▸ Aim of the exercise: Reproduce each record exactly.
=-=-=-=-=
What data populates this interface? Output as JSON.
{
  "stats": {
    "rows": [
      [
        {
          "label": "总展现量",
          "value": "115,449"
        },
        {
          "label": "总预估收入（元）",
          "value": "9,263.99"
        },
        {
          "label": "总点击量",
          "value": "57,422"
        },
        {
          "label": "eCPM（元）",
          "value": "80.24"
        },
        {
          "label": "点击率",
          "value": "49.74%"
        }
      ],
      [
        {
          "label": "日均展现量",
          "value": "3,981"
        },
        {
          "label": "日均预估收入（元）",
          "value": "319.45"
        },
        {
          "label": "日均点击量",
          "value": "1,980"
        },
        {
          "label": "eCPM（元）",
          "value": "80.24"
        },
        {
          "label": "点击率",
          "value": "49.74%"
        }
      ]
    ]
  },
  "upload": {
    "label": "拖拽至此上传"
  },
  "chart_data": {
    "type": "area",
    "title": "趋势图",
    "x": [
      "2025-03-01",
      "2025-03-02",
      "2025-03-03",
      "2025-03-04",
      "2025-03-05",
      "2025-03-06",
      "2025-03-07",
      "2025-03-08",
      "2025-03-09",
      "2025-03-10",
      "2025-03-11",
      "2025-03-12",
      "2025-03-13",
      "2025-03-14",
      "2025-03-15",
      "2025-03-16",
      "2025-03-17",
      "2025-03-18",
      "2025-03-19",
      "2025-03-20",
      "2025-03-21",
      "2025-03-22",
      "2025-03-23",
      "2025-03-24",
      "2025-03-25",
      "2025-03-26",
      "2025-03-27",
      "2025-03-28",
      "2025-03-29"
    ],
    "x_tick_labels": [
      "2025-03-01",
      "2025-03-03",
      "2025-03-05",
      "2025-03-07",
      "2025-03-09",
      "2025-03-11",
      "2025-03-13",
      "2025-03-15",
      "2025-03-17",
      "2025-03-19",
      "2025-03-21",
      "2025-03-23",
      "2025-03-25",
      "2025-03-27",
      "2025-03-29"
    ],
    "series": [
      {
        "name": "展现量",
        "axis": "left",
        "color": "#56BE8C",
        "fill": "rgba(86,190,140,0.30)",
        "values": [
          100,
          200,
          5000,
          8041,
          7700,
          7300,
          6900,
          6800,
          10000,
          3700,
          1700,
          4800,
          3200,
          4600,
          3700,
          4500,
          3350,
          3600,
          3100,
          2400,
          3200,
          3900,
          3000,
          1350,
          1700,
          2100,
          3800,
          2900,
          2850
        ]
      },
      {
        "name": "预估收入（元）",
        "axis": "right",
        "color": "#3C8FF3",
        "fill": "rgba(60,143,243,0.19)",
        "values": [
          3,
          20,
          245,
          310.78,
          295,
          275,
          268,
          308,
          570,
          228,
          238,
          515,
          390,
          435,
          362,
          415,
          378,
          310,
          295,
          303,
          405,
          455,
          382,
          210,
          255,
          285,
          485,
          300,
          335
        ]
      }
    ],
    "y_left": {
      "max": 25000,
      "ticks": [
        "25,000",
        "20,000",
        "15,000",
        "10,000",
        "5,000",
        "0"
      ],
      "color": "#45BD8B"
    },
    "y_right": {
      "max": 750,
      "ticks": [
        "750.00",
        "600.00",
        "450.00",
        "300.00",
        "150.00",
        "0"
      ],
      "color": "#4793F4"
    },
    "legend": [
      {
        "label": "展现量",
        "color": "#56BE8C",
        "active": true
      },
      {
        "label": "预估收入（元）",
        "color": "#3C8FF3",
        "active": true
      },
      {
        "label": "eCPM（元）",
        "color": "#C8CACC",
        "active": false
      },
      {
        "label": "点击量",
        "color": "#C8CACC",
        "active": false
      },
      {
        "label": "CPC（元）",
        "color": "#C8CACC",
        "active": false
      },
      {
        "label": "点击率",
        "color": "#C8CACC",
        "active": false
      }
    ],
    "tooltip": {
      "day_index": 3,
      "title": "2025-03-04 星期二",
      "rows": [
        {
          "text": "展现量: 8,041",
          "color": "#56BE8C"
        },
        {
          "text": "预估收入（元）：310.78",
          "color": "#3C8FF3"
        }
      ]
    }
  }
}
=-=-=-=-=
▸ Output:
What data populates this interface? Output as JSON.
{
  "stats": {
    "rows": [
      [
        {
          "label": "总展现量",
          "value": "115,449"
        },
        {
          "label": "总预估收入（元）",
          "value": "9,263.99"
        },
        {
          "label": "总点击量",
          "value": "57,422"
        },
        {
          "label": "eCPM（元）",
          "value": "80.24"
        },
        {
          "label": "点击率",
          "value": "49.74%"
        }
      ],
      [
        {
          "label": "日均展现量",
          "value": "3,981"
        },
        {
          "label": "日均预估收入（元）",
          "value": "319.45"
        },
        {
          "label": "日均点击量",
          "value": "1,980"
        },
        {
          "label": "eCPM（元）",
          "value": "80.24"
        },
        {
          "label": "点击率",
          "value": "49.74%"
        }
      ]
    ]
  },
  "upload": {
    "label": "拖拽至此上传"
  },
  "chart_data": {
    "type": "area",
    "title": "趋势图",
    "x": [
      "2025-03-01",
      "2025-03-02",
      "2025-03-03",
      "2025-03-04",
      "2025-03-05",
      "2025-03-06",
      "2025-03-07",
      "2025-03-08",
      "2025-03-09",
      "2025-03-10",
      "2025-03-11",
      "2025-03-12",
      "2025-03-13",
      "2025-03-14",
      "2025-03-15",
      "2025-03-16",
      "2025-03-17",
      "2025-03-18",
      "2025-03-19",
      "2025-03-20",
      "2025-03-21",
      "2025-03-22",
      "2025-03-23",
      "2025-03-24",
      "2025-03-25",
      "2025-03-26",
      "2025-03-27",
      "2025-03-28",
      "2025-03-29"
    ],
    "x_tick_labels": [
      "2025-03-01",
      "2025-03-03",
      "2025-03-05",
      "2025-03-07",
      "2025-03-09",
      "2025-03-11",
      "2025-03-13",
      "2025-03-15",
      "2025-03-17",
      "2025-03-19",
      "2025-03-21",
      "2025-03-23",
      "2025-03-25",
      "2025-03-27",
      "2025-03-29"
    ],
    "series": [
      {
        "name": "展现量",
        "axis": "left",
        "color": "#56BE8C",
        "fill": "rgba(86,190,140,0.30)",
        "values": [
          100,
          200,
          5000,
          8041,
          7700,
          7300,
          6900,
          6800,
          10000,
          3700,
          1700,
          4800,
          3200,
          4600,
          3700,
          4500,
          3350,
          3600,
          3100,
          2400,
          3200,
          3900,
          3000,
          1350,
          1700,
          2100,
          3800,
          2900,
          2850
        ]
      },
      {
        "name": "预估收入（元）",
        "axis": "right",
        "color": "#3C8FF3",
        "fill": "rgba(60,143,243,0.19)",
        "values": [
          3,
          20,
          245,
          310.78,
          295,
          275,
          268,
          308,
          570,
          228,
          238,
          515,
          390,
          435,
          362,
          415,
          378,
          310,
          295,
          303,
          405,
          455,
          382,
          210,
          255,
          285,
          485,
          300,
          335
        ]
      }
    ],
    "y_left": {
      "max": 25000,
      "ticks": [
        "25,000",
        "20,000",
        "15,000",
        "10,000",
        "5,000",
        "0"
      ],
      "color": "#45BD8B"
    },
    "y_right": {
      "max": 750,
      "ticks": [
        "750.00",
        "600.00",
        "450.00",
        "300.00",
        "150.00",
        "0"
      ],
      "color": "#4793F4"
    },
    "legend": [
      {
        "label": "展现量",
        "color": "#56BE8C",
        "active": true
      },
      {
        "label": "预估收入（元）",
        "color": "#3C8FF3",
        "active": true
      },
      {
        "label": "eCPM（元）",
        "color": "#C8CACC",
        "active": false
      },
      {
        "label": "点击量",
        "color": "#C8CACC",
        "active": false
      },
      {
        "label": "CPC（元）",
        "color": "#C8CACC",
        "active": false
      },
      {
        "label": "点击率",
        "color": "#C8CACC",
        "active": false
      }
    ],
    "tooltip": {
      "day_index": 3,
      "title": "2025-03-04 星期二",
      "rows": [
        {
          "text": "展现量: 8,041",
          "color": "#56BE8C"
        },
        {
          "text": "预估收入（元）：310.78",
          "color": "#3C8FF3"
        }
      ]
    }
  }
}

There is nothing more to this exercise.